## Directions
Check each line of the material below, and copy it if it holds the string "heading".
start
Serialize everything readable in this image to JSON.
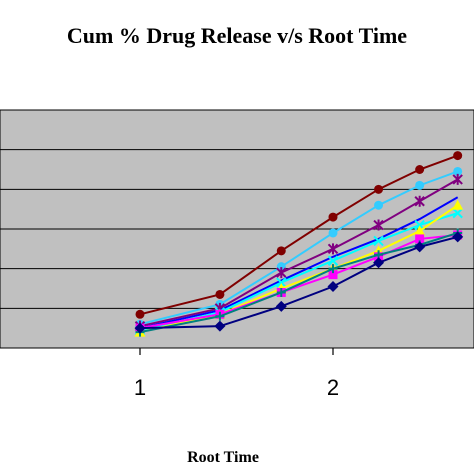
{
  "chart_data": {
    "type": "line",
    "title": "Cum % Drug Release v/s Root Time",
    "xlabel": "Root Time",
    "ylabel": "",
    "xlim": [
      0.0,
      2.7
    ],
    "ylim": [
      0,
      120
    ],
    "x_ticks": [
      "1",
      "2"
    ],
    "x_tick_values": [
      1,
      2
    ],
    "grid": true,
    "plot_background": "#c0c0c0",
    "x": [
      1.0,
      1.414,
      1.732,
      2.0,
      2.236,
      2.449,
      2.646
    ],
    "series": [
      {
        "color": "#800000",
        "marker": "circle",
        "values": [
          17,
          27,
          49,
          66,
          80,
          90,
          97
        ]
      },
      {
        "color": "#33ccff",
        "marker": "circle",
        "values": [
          12,
          22,
          41,
          58,
          72,
          82,
          89
        ]
      },
      {
        "color": "#800080",
        "marker": "star",
        "values": [
          11,
          20,
          38,
          50,
          62,
          74,
          85
        ]
      },
      {
        "color": "#0000ff",
        "marker": "none",
        "values": [
          10,
          19,
          34,
          46,
          55,
          65,
          76
        ]
      },
      {
        "color": "#00ffff",
        "marker": "x",
        "values": [
          9,
          18,
          33,
          44,
          54,
          62,
          68
        ]
      },
      {
        "color": "#ffff00",
        "marker": "triangle",
        "values": [
          8,
          17,
          30,
          40,
          49,
          59,
          72
        ]
      },
      {
        "color": "#ff00ff",
        "marker": "square",
        "values": [
          10,
          17,
          28,
          37,
          46,
          55,
          57
        ]
      },
      {
        "color": "#008080",
        "marker": "plus",
        "values": [
          8,
          16,
          28,
          40,
          47,
          52,
          58
        ]
      },
      {
        "color": "#000080",
        "marker": "diamond",
        "values": [
          10,
          11,
          21,
          31,
          43,
          51,
          56
        ]
      }
    ]
  }
}
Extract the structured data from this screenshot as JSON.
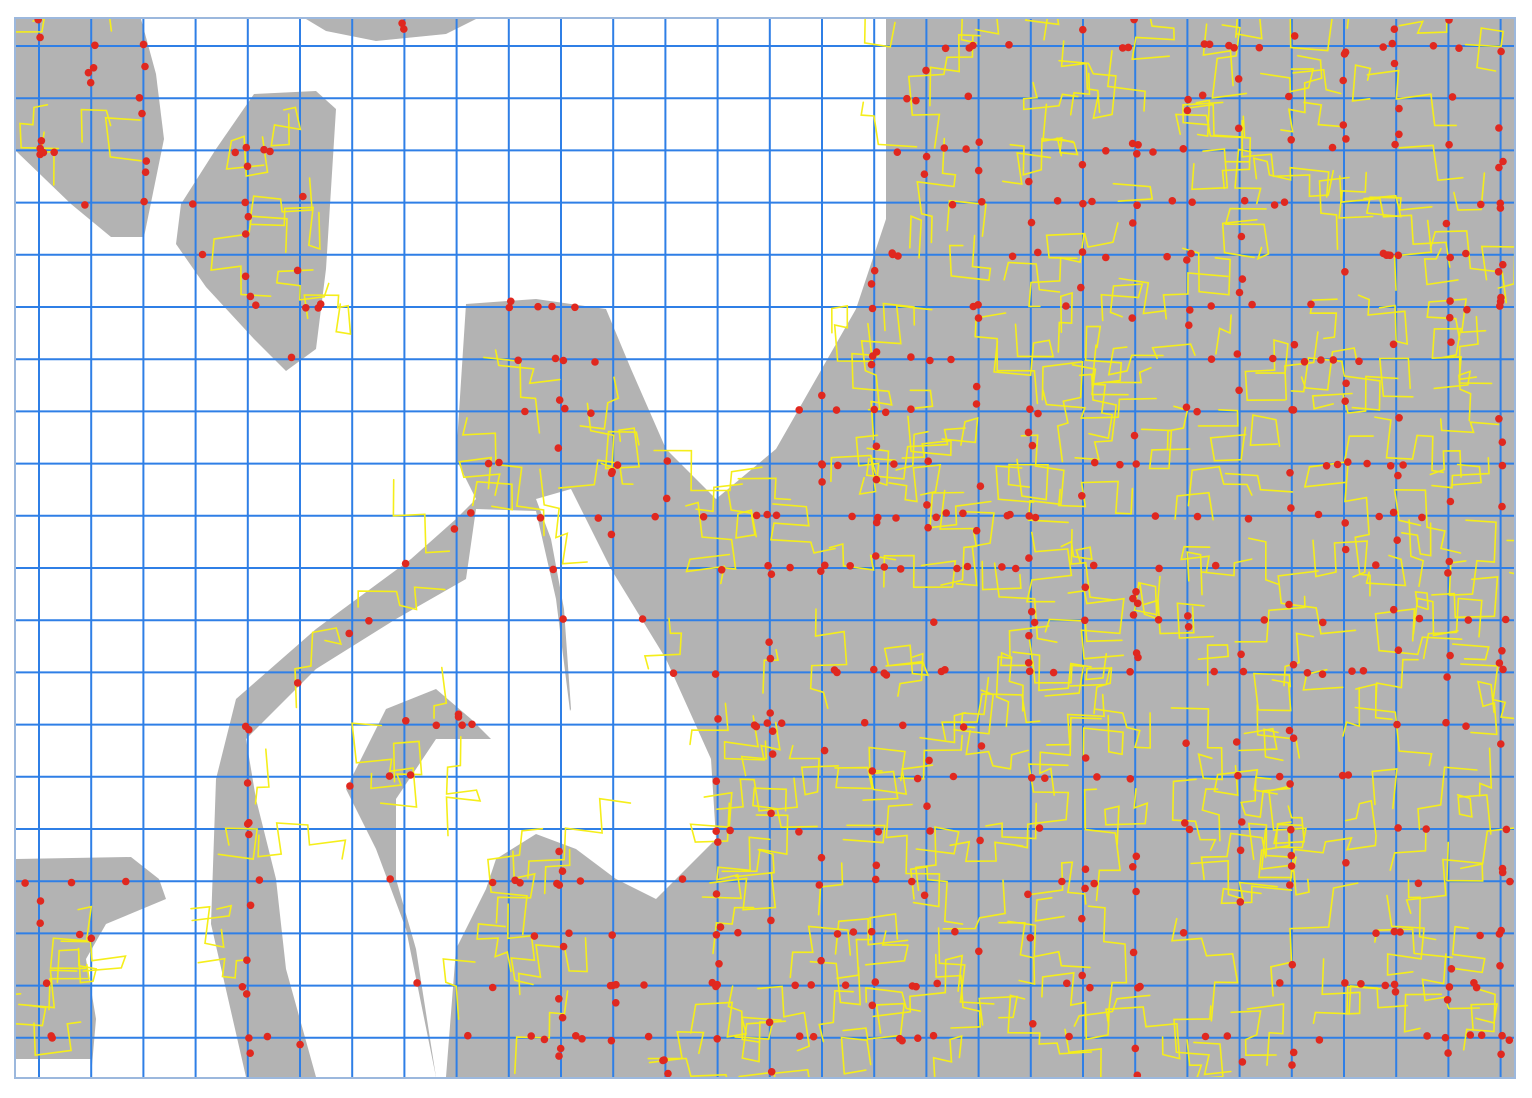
{
  "map": {
    "colors": {
      "background": "#ffffff",
      "region": "#b3b3b3",
      "grid": "#2f7fe6",
      "roads": "#f5ee1a",
      "nodes": "#e0281f",
      "frame": "#9cb8dd"
    },
    "layers": [
      "grid-lines",
      "coverage-areas",
      "road-network",
      "intersection-nodes"
    ]
  }
}
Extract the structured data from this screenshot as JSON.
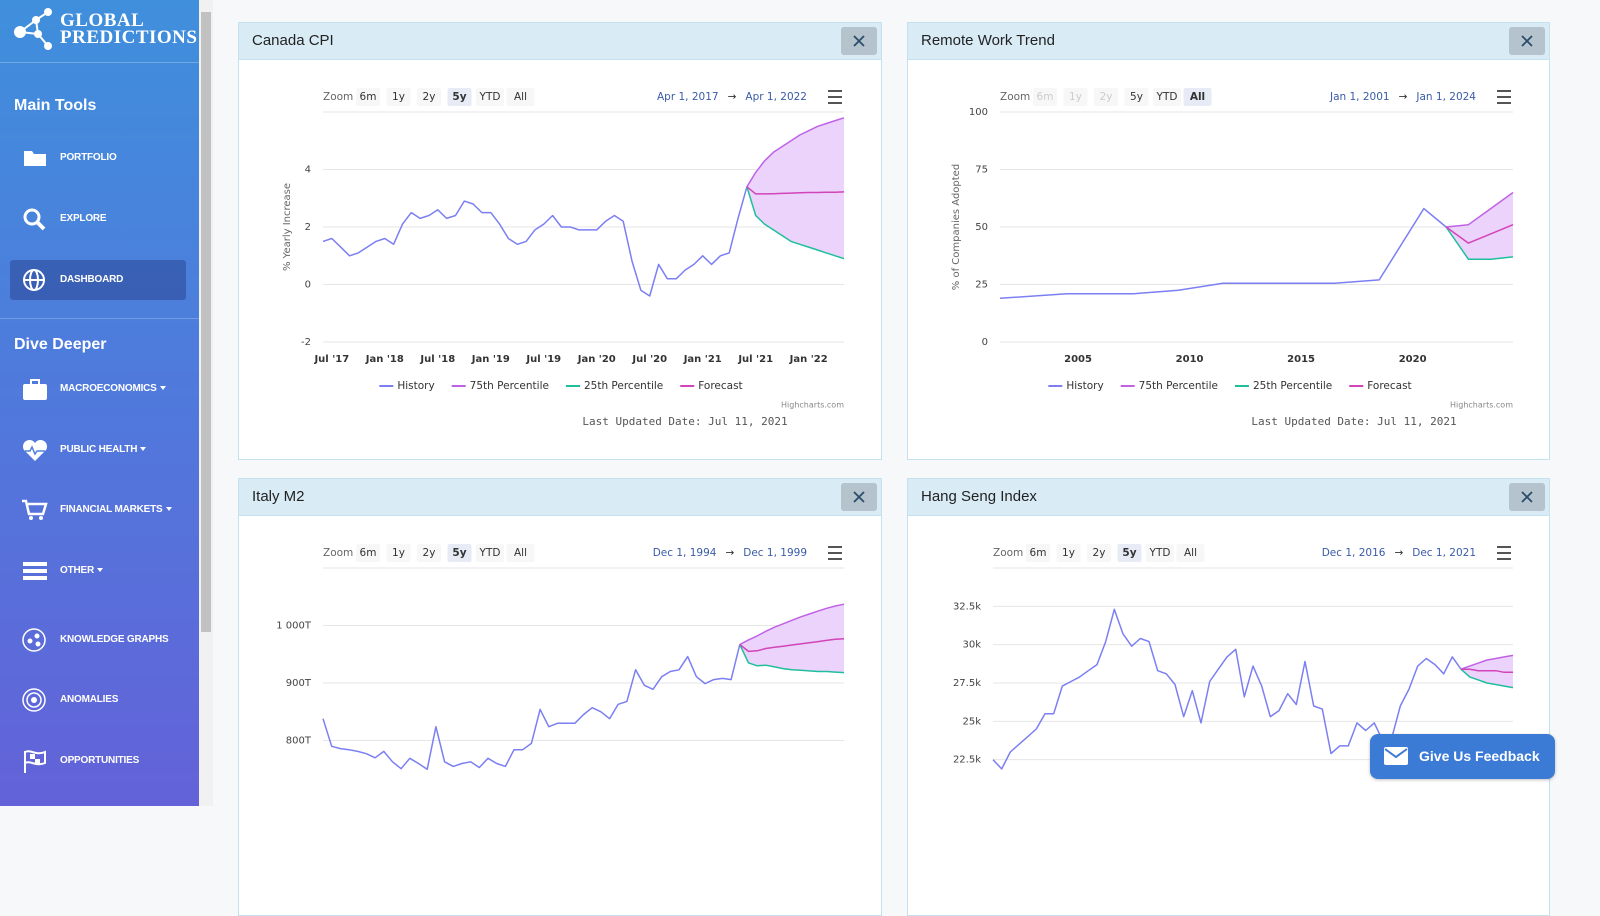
{
  "sidebar": {
    "logo": [
      "GLOBAL",
      "PREDICTIONS"
    ],
    "sections": [
      {
        "heading": "Main Tools",
        "items": [
          {
            "label": "PORTFOLIO"
          },
          {
            "label": "EXPLORE"
          },
          {
            "label": "DASHBOARD",
            "active": true
          }
        ]
      },
      {
        "heading": "Dive Deeper",
        "items": [
          {
            "label": "MACROECONOMICS",
            "dropdown": true
          },
          {
            "label": "PUBLIC HEALTH",
            "dropdown": true
          },
          {
            "label": "FINANCIAL MARKETS",
            "dropdown": true
          },
          {
            "label": "OTHER",
            "dropdown": true
          },
          {
            "label": "KNOWLEDGE GRAPHS"
          },
          {
            "label": "ANOMALIES"
          },
          {
            "label": "OPPORTUNITIES"
          }
        ]
      }
    ]
  },
  "feedback": "Give Us Feedback",
  "chart_data": [
    {
      "type": "line",
      "title": "Canada CPI",
      "zoom": {
        "label": "Zoom",
        "buttons": [
          "6m",
          "1y",
          "2y",
          "5y",
          "YTD",
          "All"
        ],
        "selected": 3,
        "disabled": []
      },
      "range": {
        "from": "Apr 1, 2017",
        "separator": "→",
        "to": "Apr 1, 2022"
      },
      "y_label": "% Yearly Increase",
      "xlim": [
        "2017-06",
        "2022-05"
      ],
      "xticks": [
        {
          "value": "2017-07",
          "label": "Jul '17"
        },
        {
          "value": "2018-01",
          "label": "Jan '18"
        },
        {
          "value": "2018-07",
          "label": "Jul '18"
        },
        {
          "value": "2019-01",
          "label": "Jan '19"
        },
        {
          "value": "2019-07",
          "label": "Jul '19"
        },
        {
          "value": "2020-01",
          "label": "Jan '20"
        },
        {
          "value": "2020-07",
          "label": "Jul '20"
        },
        {
          "value": "2021-01",
          "label": "Jan '21"
        },
        {
          "value": "2021-07",
          "label": "Jul '21"
        },
        {
          "value": "2022-01",
          "label": "Jan '22"
        }
      ],
      "ylim": [
        -2,
        6
      ],
      "yticks": [
        -2,
        0,
        2,
        4
      ],
      "grid": true,
      "band_color": "#ebd3fb",
      "series": [
        {
          "name": "History",
          "color": "#7b7ff2",
          "x": [
            "2017-06",
            "2017-07",
            "2017-08",
            "2017-09",
            "2017-10",
            "2017-11",
            "2017-12",
            "2018-01",
            "2018-02",
            "2018-03",
            "2018-04",
            "2018-05",
            "2018-06",
            "2018-07",
            "2018-08",
            "2018-09",
            "2018-10",
            "2018-11",
            "2018-12",
            "2019-01",
            "2019-02",
            "2019-03",
            "2019-04",
            "2019-05",
            "2019-06",
            "2019-07",
            "2019-08",
            "2019-09",
            "2019-10",
            "2019-11",
            "2019-12",
            "2020-01",
            "2020-02",
            "2020-03",
            "2020-04",
            "2020-05",
            "2020-06",
            "2020-07",
            "2020-08",
            "2020-09",
            "2020-10",
            "2020-11",
            "2020-12",
            "2021-01",
            "2021-02",
            "2021-03",
            "2021-04",
            "2021-05",
            "2021-06"
          ],
          "values": [
            1.5,
            1.6,
            1.3,
            1.0,
            1.1,
            1.3,
            1.5,
            1.6,
            1.4,
            2.1,
            2.5,
            2.3,
            2.4,
            2.6,
            2.3,
            2.4,
            2.9,
            2.8,
            2.5,
            2.5,
            2.1,
            1.6,
            1.4,
            1.5,
            1.9,
            2.1,
            2.4,
            2.0,
            2.0,
            1.9,
            1.9,
            1.9,
            2.2,
            2.4,
            2.2,
            0.8,
            -0.2,
            -0.4,
            0.7,
            0.2,
            0.2,
            0.5,
            0.7,
            1.0,
            0.7,
            1.0,
            1.1,
            2.3,
            3.4
          ]
        },
        {
          "name": "75th Percentile",
          "color": "#c062e6",
          "x": [
            "2021-06",
            "2021-07",
            "2021-08",
            "2021-09",
            "2021-10",
            "2021-11",
            "2021-12",
            "2022-01",
            "2022-02",
            "2022-03",
            "2022-04",
            "2022-05"
          ],
          "values": [
            3.4,
            3.9,
            4.3,
            4.6,
            4.8,
            5.0,
            5.2,
            5.35,
            5.5,
            5.6,
            5.7,
            5.8
          ]
        },
        {
          "name": "25th Percentile",
          "color": "#1fbf9d",
          "x": [
            "2021-06",
            "2021-07",
            "2021-08",
            "2021-09",
            "2021-10",
            "2021-11",
            "2021-12",
            "2022-01",
            "2022-02",
            "2022-03",
            "2022-04",
            "2022-05"
          ],
          "values": [
            3.4,
            2.4,
            2.1,
            1.9,
            1.7,
            1.5,
            1.4,
            1.3,
            1.2,
            1.1,
            1.0,
            0.9
          ]
        },
        {
          "name": "Forecast",
          "color": "#d244b9",
          "x": [
            "2021-06",
            "2021-07",
            "2021-08",
            "2021-09",
            "2021-10",
            "2021-11",
            "2021-12",
            "2022-01",
            "2022-02",
            "2022-03",
            "2022-04",
            "2022-05"
          ],
          "values": [
            3.4,
            3.15,
            3.15,
            3.16,
            3.17,
            3.18,
            3.19,
            3.2,
            3.2,
            3.21,
            3.21,
            3.22
          ]
        }
      ],
      "credits": "Highcharts.com",
      "updated": "Last Updated Date: Jul 11, 2021"
    },
    {
      "type": "line",
      "title": "Remote Work Trend",
      "zoom": {
        "label": "Zoom",
        "buttons": [
          "6m",
          "1y",
          "2y",
          "5y",
          "YTD",
          "All"
        ],
        "selected": 5,
        "disabled": [
          0,
          1,
          2
        ]
      },
      "range": {
        "from": "Jan 1, 2001",
        "separator": "→",
        "to": "Jan 1, 2024"
      },
      "y_label": "% of Companies Adopted",
      "xlim": [
        2001.5,
        2024.5
      ],
      "xticks": [
        2005,
        2010,
        2015,
        2020
      ],
      "ylim": [
        0,
        100
      ],
      "yticks": [
        0,
        25,
        50,
        75,
        100
      ],
      "grid": true,
      "band_color": "#ebd3fb",
      "series": [
        {
          "name": "History",
          "color": "#7b7ff2",
          "x": [
            2001.5,
            2004.5,
            2007.5,
            2009.5,
            2011.5,
            2016.5,
            2018.5,
            2020.5,
            2021.5
          ],
          "values": [
            19,
            21,
            21,
            22.5,
            25.5,
            25.5,
            27,
            58,
            50
          ]
        },
        {
          "name": "75th Percentile",
          "color": "#c062e6",
          "x": [
            2021.5,
            2022.5,
            2023.5,
            2024.5
          ],
          "values": [
            50,
            51,
            58,
            65
          ]
        },
        {
          "name": "25th Percentile",
          "color": "#1fbf9d",
          "x": [
            2021.5,
            2022.5,
            2023.5,
            2024.5
          ],
          "values": [
            50,
            36,
            36,
            37
          ]
        },
        {
          "name": "Forecast",
          "color": "#d244b9",
          "x": [
            2021.5,
            2022.5,
            2023.5,
            2024.5
          ],
          "values": [
            50,
            43,
            47,
            51
          ]
        }
      ],
      "credits": "Highcharts.com",
      "updated": "Last Updated Date: Jul 11, 2021"
    },
    {
      "type": "line",
      "title": "Italy M2",
      "zoom": {
        "label": "Zoom",
        "buttons": [
          "6m",
          "1y",
          "2y",
          "5y",
          "YTD",
          "All"
        ],
        "selected": 3,
        "disabled": []
      },
      "range": {
        "from": "Dec 1, 1994",
        "separator": "→",
        "to": "Dec 1, 1999"
      },
      "xlim": [
        "1994-12",
        "1999-12"
      ],
      "ylim": [
        700,
        1100
      ],
      "yticks": [
        {
          "value": 800,
          "label": "800T"
        },
        {
          "value": 900,
          "label": "900T"
        },
        {
          "value": 1000,
          "label": "1 000T"
        }
      ],
      "grid": true,
      "band_color": "#ebd3fb",
      "series": [
        {
          "color": "#7b7ff2",
          "x": [
            "1994-12",
            "1995-01",
            "1995-02",
            "1995-03",
            "1995-04",
            "1995-05",
            "1995-06",
            "1995-07",
            "1995-08",
            "1995-09",
            "1995-10",
            "1995-11",
            "1995-12",
            "1996-01",
            "1996-02",
            "1996-03",
            "1996-04",
            "1996-05",
            "1996-06",
            "1996-07",
            "1996-08",
            "1996-09",
            "1996-10",
            "1996-11",
            "1996-12",
            "1997-01",
            "1997-02",
            "1997-03",
            "1997-04",
            "1997-05",
            "1997-06",
            "1997-07",
            "1997-08",
            "1997-09",
            "1997-10",
            "1997-11",
            "1997-12",
            "1998-01",
            "1998-02",
            "1998-03",
            "1998-04",
            "1998-05",
            "1998-06",
            "1998-07",
            "1998-08",
            "1998-09",
            "1998-10",
            "1998-11",
            "1998-12"
          ],
          "values": [
            838,
            790,
            786,
            784,
            781,
            777,
            770,
            781,
            763,
            751,
            769,
            760,
            750,
            824,
            763,
            755,
            760,
            763,
            753,
            769,
            760,
            755,
            784,
            784,
            795,
            854,
            824,
            830,
            830,
            830,
            845,
            857,
            850,
            838,
            863,
            868,
            923,
            896,
            889,
            911,
            920,
            923,
            946,
            911,
            899,
            906,
            908,
            906,
            967
          ]
        },
        {
          "color": "#c062e6",
          "x": [
            "1998-12",
            "1999-01",
            "1999-02",
            "1999-03",
            "1999-04",
            "1999-05",
            "1999-06",
            "1999-07",
            "1999-08",
            "1999-09",
            "1999-10",
            "1999-11",
            "1999-12"
          ],
          "values": [
            967,
            975,
            982,
            990,
            997,
            1003,
            1009,
            1015,
            1020,
            1025,
            1030,
            1034,
            1037
          ]
        },
        {
          "color": "#1fbf9d",
          "x": [
            "1998-12",
            "1999-01",
            "1999-02",
            "1999-03",
            "1999-04",
            "1999-05",
            "1999-06",
            "1999-07",
            "1999-08",
            "1999-09",
            "1999-10",
            "1999-11",
            "1999-12"
          ],
          "values": [
            967,
            935,
            930,
            931,
            928,
            925,
            923,
            922,
            921,
            920,
            920,
            919,
            918
          ]
        },
        {
          "color": "#d244b9",
          "x": [
            "1998-12",
            "1999-01",
            "1999-02",
            "1999-03",
            "1999-04",
            "1999-05",
            "1999-06",
            "1999-07",
            "1999-08",
            "1999-09",
            "1999-10",
            "1999-11",
            "1999-12"
          ],
          "values": [
            967,
            955,
            956,
            960,
            962,
            964,
            966,
            968,
            970,
            972,
            974,
            976,
            977
          ]
        }
      ]
    },
    {
      "type": "line",
      "title": "Hang Seng Index",
      "zoom": {
        "label": "Zoom",
        "buttons": [
          "6m",
          "1y",
          "2y",
          "5y",
          "YTD",
          "All"
        ],
        "selected": 3,
        "disabled": []
      },
      "range": {
        "from": "Dec 1, 2016",
        "separator": "→",
        "to": "Dec 1, 2021"
      },
      "xlim": [
        "2016-12",
        "2021-12"
      ],
      "ylim": [
        20000,
        35000
      ],
      "yticks": [
        {
          "value": 22500,
          "label": "22.5k"
        },
        {
          "value": 25000,
          "label": "25k"
        },
        {
          "value": 27500,
          "label": "27.5k"
        },
        {
          "value": 30000,
          "label": "30k"
        },
        {
          "value": 32500,
          "label": "32.5k"
        }
      ],
      "grid": true,
      "band_color": "#ebd3fb",
      "series": [
        {
          "color": "#7b7ff2",
          "x": [
            "2016-12",
            "2017-01",
            "2017-02",
            "2017-03",
            "2017-04",
            "2017-05",
            "2017-06",
            "2017-07",
            "2017-08",
            "2017-09",
            "2017-10",
            "2017-11",
            "2017-12",
            "2018-01",
            "2018-02",
            "2018-03",
            "2018-04",
            "2018-05",
            "2018-06",
            "2018-07",
            "2018-08",
            "2018-09",
            "2018-10",
            "2018-11",
            "2018-12",
            "2019-01",
            "2019-02",
            "2019-03",
            "2019-04",
            "2019-05",
            "2019-06",
            "2019-07",
            "2019-08",
            "2019-09",
            "2019-10",
            "2019-11",
            "2019-12",
            "2020-01",
            "2020-02",
            "2020-03",
            "2020-04",
            "2020-05",
            "2020-06",
            "2020-07",
            "2020-08",
            "2020-09",
            "2020-10",
            "2020-11",
            "2020-12",
            "2021-01",
            "2021-02",
            "2021-03",
            "2021-04",
            "2021-05",
            "2021-06"
          ],
          "values": [
            22500,
            21900,
            23000,
            23500,
            24000,
            24500,
            25500,
            25500,
            27300,
            27600,
            27900,
            28300,
            28700,
            30200,
            32300,
            30700,
            29900,
            30400,
            30200,
            28300,
            28100,
            27400,
            25300,
            27000,
            24900,
            27600,
            28400,
            29200,
            29700,
            26600,
            28600,
            27300,
            25300,
            25700,
            26800,
            26100,
            28900,
            26000,
            25800,
            22900,
            23400,
            23400,
            24900,
            24400,
            24900,
            23700,
            23900,
            26000,
            27100,
            28600,
            29100,
            28700,
            28100,
            29200,
            28400
          ]
        },
        {
          "color": "#c062e6",
          "x": [
            "2021-06",
            "2021-07",
            "2021-08",
            "2021-09",
            "2021-10",
            "2021-11",
            "2021-12"
          ],
          "values": [
            28400,
            28600,
            28800,
            29000,
            29100,
            29200,
            29300
          ]
        },
        {
          "color": "#1fbf9d",
          "x": [
            "2021-06",
            "2021-07",
            "2021-08",
            "2021-09",
            "2021-10",
            "2021-11",
            "2021-12"
          ],
          "values": [
            28400,
            27900,
            27700,
            27500,
            27400,
            27300,
            27200
          ]
        },
        {
          "color": "#d244b9",
          "x": [
            "2021-06",
            "2021-07",
            "2021-08",
            "2021-09",
            "2021-10",
            "2021-11",
            "2021-12"
          ],
          "values": [
            28400,
            28400,
            28300,
            28300,
            28300,
            28200,
            28200
          ]
        }
      ]
    }
  ]
}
end
## Task output
        "heading": "Main Tools",
        "heading": "Dive Deeper",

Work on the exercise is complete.